* [THE REQUEST]
Below is a listing; write it out exactly and drop any images from it.

Collected data
►

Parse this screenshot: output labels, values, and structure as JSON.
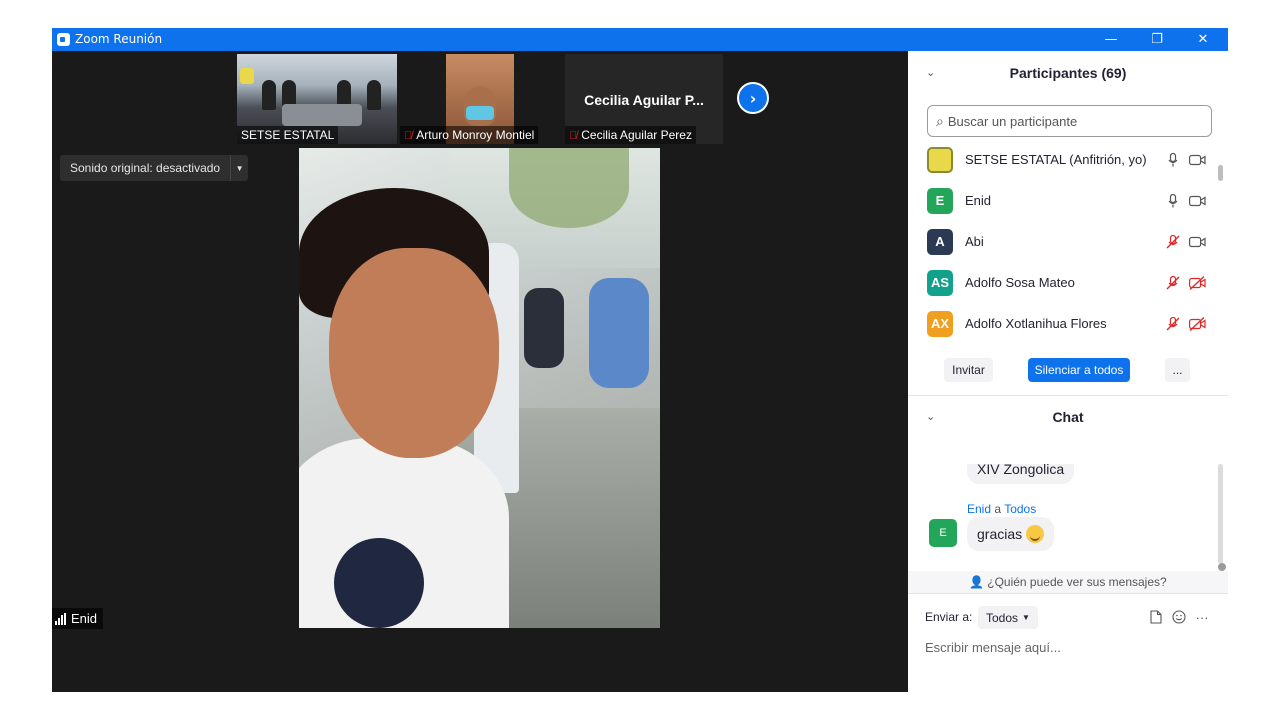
{
  "window": {
    "title": "Zoom Reunión",
    "controls": {
      "minimize": "—",
      "restore": "❐",
      "close": "✕"
    }
  },
  "meeting": {
    "thumbnails": [
      {
        "name": "SETSE ESTATAL",
        "muted": false
      },
      {
        "name": "Arturo Monroy Montiel",
        "muted": true
      },
      {
        "name": "Cecilia Aguilar Perez",
        "muted": true,
        "display_name": "Cecilia  Aguilar  P..."
      }
    ],
    "next_page_icon": "chevron-right-icon",
    "original_sound_label": "Sonido original: desactivado",
    "active_speaker": {
      "name": "Enid"
    }
  },
  "participants": {
    "header": "Participantes (69)",
    "search_placeholder": "Buscar un participante",
    "list": [
      {
        "initials": "",
        "name": "SETSE ESTATAL (Anfitrión, yo)",
        "color": "#e8d84a",
        "mic": "on",
        "video": "on"
      },
      {
        "initials": "E",
        "name": "Enid",
        "color": "#23a55a",
        "mic": "on",
        "video": "on"
      },
      {
        "initials": "A",
        "name": "Abi",
        "color": "#2b3a52",
        "mic": "off",
        "video": "on"
      },
      {
        "initials": "AS",
        "name": "Adolfo Sosa Mateo",
        "color": "#12a28c",
        "mic": "off",
        "video": "off"
      },
      {
        "initials": "AX",
        "name": "Adolfo Xotlanihua Flores",
        "color": "#f0a020",
        "mic": "off",
        "video": "off"
      }
    ],
    "buttons": {
      "invite": "Invitar",
      "mute_all": "Silenciar a todos",
      "more": "..."
    }
  },
  "chat": {
    "header": "Chat",
    "messages": [
      {
        "text": "XIV Zongolica"
      },
      {
        "sender": "Enid",
        "connector": "a",
        "recipient": "Todos",
        "avatar": "E",
        "text": "gracias"
      }
    ],
    "who_can_see": "¿Quién puede ver sus mensajes?",
    "send_to_label": "Enviar a:",
    "send_to_value": "Todos",
    "input_placeholder": "Escribir mensaje aquí...",
    "more": "···"
  },
  "colors": {
    "accent": "#0e72ed",
    "muted_red": "#e02828"
  }
}
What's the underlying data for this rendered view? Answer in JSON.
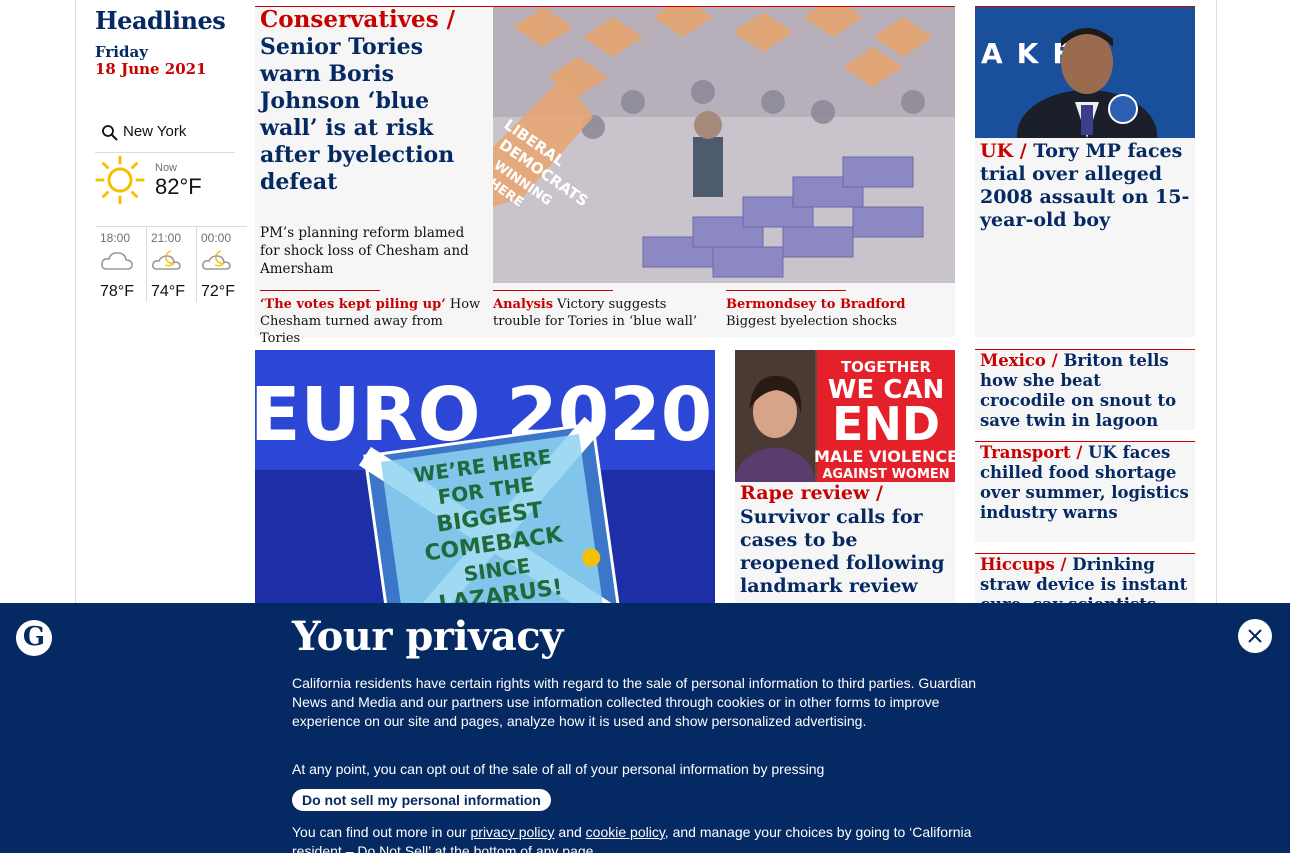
{
  "sidebar": {
    "title": "Headlines",
    "day": "Friday",
    "date": "18 June 2021",
    "weather": {
      "location": "New York",
      "now_label": "Now",
      "now_temp": "82°F",
      "now_icon": "sun-icon",
      "forecast": [
        {
          "time": "18:00",
          "temp": "78°F",
          "icon": "cloud-icon"
        },
        {
          "time": "21:00",
          "temp": "74°F",
          "icon": "cloud-moon-icon"
        },
        {
          "time": "00:00",
          "temp": "72°F",
          "icon": "cloud-moon-icon"
        }
      ]
    }
  },
  "lead": {
    "kicker": "Conservatives /",
    "headline": "Senior Tories warn Boris Johnson ‘blue wall’ is at risk after byelection defeat",
    "standfirst": "PM’s planning reform blamed for shock loss of Chesham and Amersham",
    "subs": [
      {
        "kicker": "‘The votes kept piling up’",
        "text": "How Chesham turned away from Tories"
      },
      {
        "kicker": "Analysis",
        "text": "Victory suggests trouble for Tories in ‘blue wall’"
      },
      {
        "kicker": "Bermondsey to Bradford",
        "text": "Biggest byelection shocks"
      }
    ]
  },
  "right_column": [
    {
      "kicker": "UK /",
      "headline": "Tory MP faces trial over alleged 2008 assault on 15-year-old boy"
    },
    {
      "kicker": "Mexico /",
      "headline": "Briton tells how she beat crocodile on snout to save twin in lagoon"
    },
    {
      "kicker": "Transport /",
      "headline": "UK faces chilled food shortage over summer, logistics industry warns"
    },
    {
      "kicker": "Hiccups /",
      "headline": "Drinking straw device is instant cure, say scientists"
    }
  ],
  "euro_image": {
    "banner_text": "EURO 2020",
    "sign_lines": [
      "WE’RE HERE",
      "FOR THE",
      "BIGGEST",
      "COMEBACK",
      "SINCE",
      "LAZARUS!"
    ]
  },
  "rape_story": {
    "kicker": "Rape review  /",
    "headline": "Survivor calls for cases to be reopened following landmark review",
    "sign_lines": [
      "TOGETHER",
      "WE CAN",
      "END",
      "MALE VIOLENCE",
      "AGAINST WOMEN"
    ]
  },
  "lead_image": {
    "sign_lines": [
      "LIBERAL",
      "DEMOCRATS",
      "WINNING",
      "HERE"
    ]
  },
  "privacy": {
    "title": "Your privacy",
    "p1": "California residents have certain rights with regard to the sale of personal information to third parties. Guardian News and Media and our partners use information collected through cookies or in other forms to improve experience on our site and pages, analyze how it is used and show personalized advertising.",
    "p2": "At any point, you can opt out of the sale of all of your personal information by pressing",
    "button": "Do not sell my personal information",
    "p3_start": "You can find out more in our ",
    "privacy_link": "privacy policy",
    "and": " and ",
    "cookie_link": "cookie policy",
    "p3_end": ", and manage your choices by going to ‘California resident – Do Not Sell’ at the bottom of any page.",
    "logo": "G"
  },
  "colors": {
    "brand": "#052962",
    "news": "#c70000",
    "card": "#f6f6f6"
  }
}
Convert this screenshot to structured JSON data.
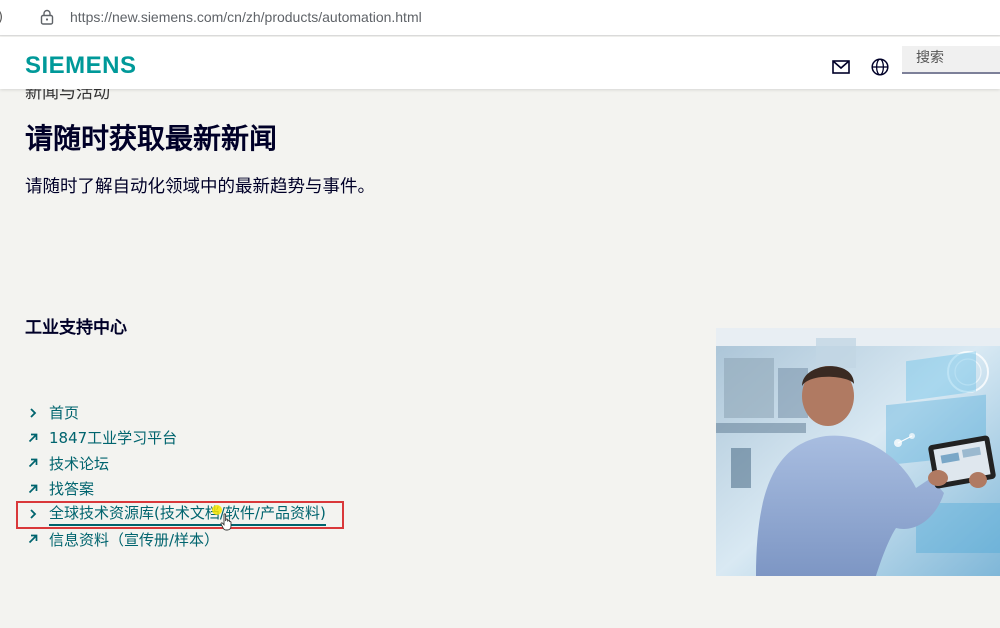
{
  "browser": {
    "url": "https://new.siemens.com/cn/zh/products/automation.html"
  },
  "header": {
    "logo": "SIEMENS",
    "search_placeholder": "搜索",
    "icons": {
      "mail": "mail-icon",
      "globe": "globe-icon"
    }
  },
  "main": {
    "section_kicker": "新闻与活动",
    "headline": "请随时获取最新新闻",
    "subtitle": "请随时了解自动化领域中的最新趋势与事件。",
    "support_title": "工业支持中心",
    "links": [
      {
        "label": "首页",
        "icon": "chevron-right-icon"
      },
      {
        "label": "1847工业学习平台",
        "icon": "external-arrow-icon"
      },
      {
        "label": "技术论坛",
        "icon": "external-arrow-icon"
      },
      {
        "label": "找答案",
        "icon": "external-arrow-icon"
      },
      {
        "label": "全球技术资源库(技术文档/软件/产品资料)",
        "icon": "chevron-right-icon",
        "highlighted": true
      },
      {
        "label": "信息资料（宣传册/样本）",
        "icon": "external-arrow-icon"
      }
    ]
  },
  "colors": {
    "brand": "#009999",
    "link": "#00646e",
    "headline": "#000028",
    "highlight_box": "#d9383a",
    "background": "#f3f3f0"
  }
}
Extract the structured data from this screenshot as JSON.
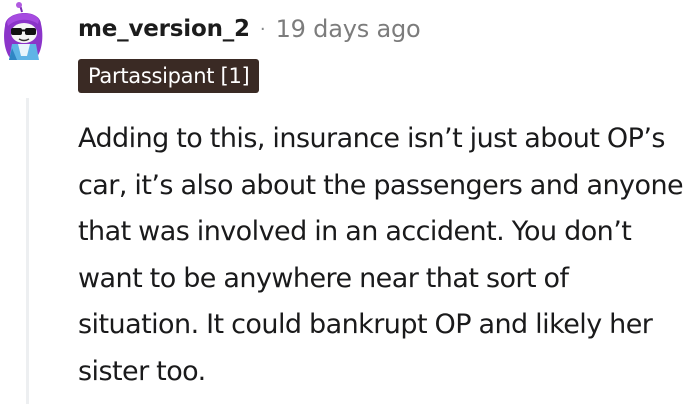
{
  "comment": {
    "username": "me_version_2",
    "separator": "·",
    "timestamp": "19 days ago",
    "flair": "Partassipant [1]",
    "body": "Adding to this, insurance isn’t just about OP’s car, it’s also about the passengers and anyone that was involved in an accident. You don’t want to be anywhere near that sort of situation. It could bankrupt OP and likely her sister too.",
    "avatar_icon": "snoo-avatar-icon"
  },
  "colors": {
    "flair_background": "#3a2a24",
    "flair_text": "#ffffff",
    "username": "#1c1c1c",
    "meta_text": "#7c7c7c",
    "body_text": "#1a1a1b",
    "thread_line": "#edeff1",
    "avatar_purple": "#8b34c9"
  }
}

◄

* [TASK ANSWER]
Parse this screenshot: output labels, values, and structure as JSON.
{
  "window": {
    "title": "Zoom Reunión",
    "controls": {
      "minimize": "—",
      "restore": "❐",
      "close": "✕"
    }
  },
  "meeting": {
    "thumbnails": [
      {
        "name": "SETSE ESTATAL",
        "muted": false
      },
      {
        "name": "Arturo Monroy Montiel",
        "muted": true
      },
      {
        "name": "Cecilia Aguilar Perez",
        "muted": true,
        "display_name": "Cecilia  Aguilar  P..."
      }
    ],
    "next_page_icon": "chevron-right-icon",
    "original_sound_label": "Sonido original: desactivado",
    "active_speaker": {
      "name": "Enid"
    }
  },
  "participants": {
    "header": "Participantes (69)",
    "search_placeholder": "Buscar un participante",
    "list": [
      {
        "initials": "",
        "name": "SETSE ESTATAL (Anfitrión, yo)",
        "color": "#e8d84a",
        "mic": "on",
        "video": "on"
      },
      {
        "initials": "E",
        "name": "Enid",
        "color": "#23a55a",
        "mic": "on",
        "video": "on"
      },
      {
        "initials": "A",
        "name": "Abi",
        "color": "#2b3a52",
        "mic": "off",
        "video": "on"
      },
      {
        "initials": "AS",
        "name": "Adolfo Sosa Mateo",
        "color": "#12a28c",
        "mic": "off",
        "video": "off"
      },
      {
        "initials": "AX",
        "name": "Adolfo Xotlanihua Flores",
        "color": "#f0a020",
        "mic": "off",
        "video": "off"
      }
    ],
    "buttons": {
      "invite": "Invitar",
      "mute_all": "Silenciar a todos",
      "more": "..."
    }
  },
  "chat": {
    "header": "Chat",
    "messages": [
      {
        "text": "XIV Zongolica"
      },
      {
        "sender": "Enid",
        "connector": "a",
        "recipient": "Todos",
        "avatar": "E",
        "text": "gracias"
      }
    ],
    "who_can_see": "¿Quién puede ver sus mensajes?",
    "send_to_label": "Enviar a:",
    "send_to_value": "Todos",
    "input_placeholder": "Escribir mensaje aquí...",
    "more": "···"
  },
  "colors": {
    "accent": "#0e72ed",
    "muted_red": "#e02828"
  }
}
What's the underlying data for this rendered view? Answer in JSON.
{
  "sidebar": {
    "title": "Headlines",
    "day": "Friday",
    "date": "18 June 2021",
    "weather": {
      "location": "New York",
      "now_label": "Now",
      "now_temp": "82°F",
      "now_icon": "sun-icon",
      "forecast": [
        {
          "time": "18:00",
          "temp": "78°F",
          "icon": "cloud-icon"
        },
        {
          "time": "21:00",
          "temp": "74°F",
          "icon": "cloud-moon-icon"
        },
        {
          "time": "00:00",
          "temp": "72°F",
          "icon": "cloud-moon-icon"
        }
      ]
    }
  },
  "lead": {
    "kicker": "Conservatives /",
    "headline": "Senior Tories warn Boris Johnson ‘blue wall’ is at risk after byelection defeat",
    "standfirst": "PM’s planning reform blamed for shock loss of Chesham and Amersham",
    "subs": [
      {
        "kicker": "‘The votes kept piling up’",
        "text": "How Chesham turned away from Tories"
      },
      {
        "kicker": "Analysis",
        "text": "Victory suggests trouble for Tories in ‘blue wall’"
      },
      {
        "kicker": "Bermondsey to Bradford",
        "text": "Biggest byelection shocks"
      }
    ]
  },
  "right_column": [
    {
      "kicker": "UK /",
      "headline": "Tory MP faces trial over alleged 2008 assault on 15-year-old boy"
    },
    {
      "kicker": "Mexico /",
      "headline": "Briton tells how she beat crocodile on snout to save twin in lagoon"
    },
    {
      "kicker": "Transport /",
      "headline": "UK faces chilled food shortage over summer, logistics industry warns"
    },
    {
      "kicker": "Hiccups /",
      "headline": "Drinking straw device is instant cure, say scientists"
    }
  ],
  "euro_image": {
    "banner_text": "EURO 2020",
    "sign_lines": [
      "WE’RE HERE",
      "FOR THE",
      "BIGGEST",
      "COMEBACK",
      "SINCE",
      "LAZARUS!"
    ]
  },
  "rape_story": {
    "kicker": "Rape review  /",
    "headline": "Survivor calls for cases to be reopened following landmark review",
    "sign_lines": [
      "TOGETHER",
      "WE CAN",
      "END",
      "MALE VIOLENCE",
      "AGAINST WOMEN"
    ]
  },
  "lead_image": {
    "sign_lines": [
      "LIBERAL",
      "DEMOCRATS",
      "WINNING",
      "HERE"
    ]
  },
  "privacy": {
    "title": "Your privacy",
    "p1": "California residents have certain rights with regard to the sale of personal information to third parties. Guardian News and Media and our partners use information collected through cookies or in other forms to improve experience on our site and pages, analyze how it is used and show personalized advertising.",
    "p2": "At any point, you can opt out of the sale of all of your personal information by pressing",
    "button": "Do not sell my personal information",
    "p3_start": "You can find out more in our ",
    "privacy_link": "privacy policy",
    "and": " and ",
    "cookie_link": "cookie policy",
    "p3_end": ", and manage your choices by going to ‘California resident – Do Not Sell’ at the bottom of any page.",
    "logo": "G"
  },
  "colors": {
    "brand": "#052962",
    "news": "#c70000",
    "card": "#f6f6f6"
  }
}
Convert this screenshot to structured JSON data.
{
  "browser": {
    "url": "https://new.siemens.com/cn/zh/products/automation.html"
  },
  "header": {
    "logo": "SIEMENS",
    "search_placeholder": "搜索",
    "icons": {
      "mail": "mail-icon",
      "globe": "globe-icon"
    }
  },
  "main": {
    "section_kicker": "新闻与活动",
    "headline": "请随时获取最新新闻",
    "subtitle": "请随时了解自动化领域中的最新趋势与事件。",
    "support_title": "工业支持中心",
    "links": [
      {
        "label": "首页",
        "icon": "chevron-right-icon"
      },
      {
        "label": "1847工业学习平台",
        "icon": "external-arrow-icon"
      },
      {
        "label": "技术论坛",
        "icon": "external-arrow-icon"
      },
      {
        "label": "找答案",
        "icon": "external-arrow-icon"
      },
      {
        "label": "全球技术资源库(技术文档/软件/产品资料)",
        "icon": "chevron-right-icon",
        "highlighted": true
      },
      {
        "label": "信息资料（宣传册/样本）",
        "icon": "external-arrow-icon"
      }
    ]
  },
  "colors": {
    "brand": "#009999",
    "link": "#00646e",
    "headline": "#000028",
    "highlight_box": "#d9383a",
    "background": "#f3f3f0"
  }
}
Extract the structured data from this screenshot as JSON.
{
  "comment": {
    "username": "me_version_2",
    "separator": "·",
    "timestamp": "19 days ago",
    "flair": "Partassipant [1]",
    "body": "Adding to this, insurance isn’t just about OP’s car, it’s also about the passengers and anyone that was involved in an accident. You don’t want to be anywhere near that sort of situation. It could bankrupt OP and likely her sister too.",
    "avatar_icon": "snoo-avatar-icon"
  },
  "colors": {
    "flair_background": "#3a2a24",
    "flair_text": "#ffffff",
    "username": "#1c1c1c",
    "meta_text": "#7c7c7c",
    "body_text": "#1a1a1b",
    "thread_line": "#edeff1",
    "avatar_purple": "#8b34c9"
  }
}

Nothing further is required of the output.